___ Data lines ___

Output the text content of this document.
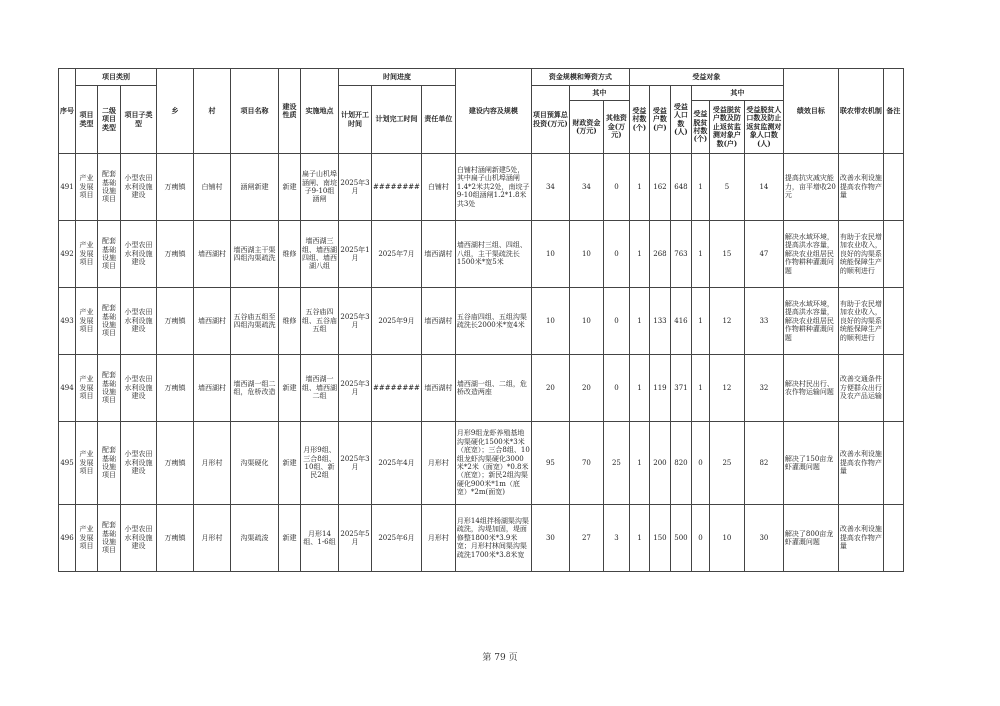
序号	项目类别			乡	村	项目名称	建设性质	实施地点	时间进度			建设内容及规模	资金规模和筹资方式			受益对象						绩效目标	联农带农机制	备注
	项目类型	二级项目类型	项目子类型						计划开工时间	计划完工时间	责任单位		项目预算总投资(万元)	其中		受益村数(个)	受益户数(户)	受益人口数(人)	其中					
														财政资金(万元)	其他资金(万元)				受益脱贫村数(个)	受益脱贫户数及防止返贫监测对象户数(户)	受益脱贫人口数及防止返贫监测对象人口数(人)			
491	产业发展项目	配套基础设施项目	小型农田水利设施建设	万痍镇	白铺村	涵闸新建	新建	扁子山机埠涵闸、南垸子9-10组涵闸	2025年3月	########	白铺村	白铺村涵闸新建5处，其中扁子山机埠涵闸1.4*2米共2处，南垸子9-10组涵闸1.2*1.8米共3处	34	34	0	1	162	648	1	5	14	提高抗灾减灾能力，亩平增收20元	改善水利设施提高农作物产量	
492	产业发展项目	配套基础设施项目	小型农田水利设施建设	万痍镇	墙西湖村	墙西湖主干渠四组沟渠疏洗	维修	墙西湖三组、墙西湖四组、墙西湖八组	2025年1月	2025年7月	墙西湖村	墙西湖村三组、四组、八组，主干渠疏洗长1500米*宽5米	10	10	0	1	268	763	1	15	47	解决水域环境，提高洪水容量，解决农业组居民作物耕种灌溉问题	有助于农民增加农业收入，良好的沟渠系统能保障生产的顺利进行	
493	产业发展项目	配套基础设施项目	小型农田水利设施建设	万痍镇	墙西湖村	五谷庙五组至四组沟渠疏洗	维修	五谷庙四组、五谷庙五组	2025年3月	2025年9月	墙西湖村	五谷庙四组、五组沟渠疏洗长2000米*宽4米	10	10	0	1	133	416	1	12	33	解决水域环境，提高洪水容量，解决农业组居民作物耕种灌溉问题	有助于农民增加农业收入，良好的沟渠系统能保障生产的顺利进行	
494	产业发展项目	配套基础设施项目	小型农田水利设施建设	万痍镇	墙西湖村	墙西湖一组二组，危桥改造	新建	墙西湖一组、墙西湖二组	2025年3月	########	墙西湖村	墙西湖一组、二组，危桥改造两座	20	20	0	1	119	371	1	12	32	解决村民出行、农作物运输问题	改善交通条件方便群众出行及农产品运输	
495	产业发展项目	配套基础设施项目	小型农田水利设施建设	万痍镇	月形村	沟渠硬化	新建	月形9组、三合8组、10组、新民2组	2025年3月	2025年4月	月形村	月形9组龙虾养殖基地沟渠硬化1500米*3米（底宽）；三合8组、10组龙虾沟渠硬化3000米*2米（面宽）*0.8米（底宽）；新民2组沟渠硬化900米*1m（底宽）*2m(面宽)	95	70	25	1	200	820	0	25	82	解决了150亩龙虾灌溉问题	改善水利设施提高农作物产量	
496	产业发展项目	配套基础设施项目	小型农田水利设施建设	万痍镇	月形村	沟渠疏浚	新建	月形14组、1-6组	2025年5月	2025年6月	月形村	月形14组拌杨湖渠沟渠疏洗，沟堤加固，堤面修整1800米*3.9米宽；月形村林间渠沟渠疏洗1700米*3.8米宽	30	27	3	1	150	500	0	10	30	解决了800亩龙虾灌溉问题	改善水利设施提高农作物产量	
第 79 页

___

- [What to produce] Count how many lines above contain the word "产业发展项目". Reply with the number alone.

- [The result] 6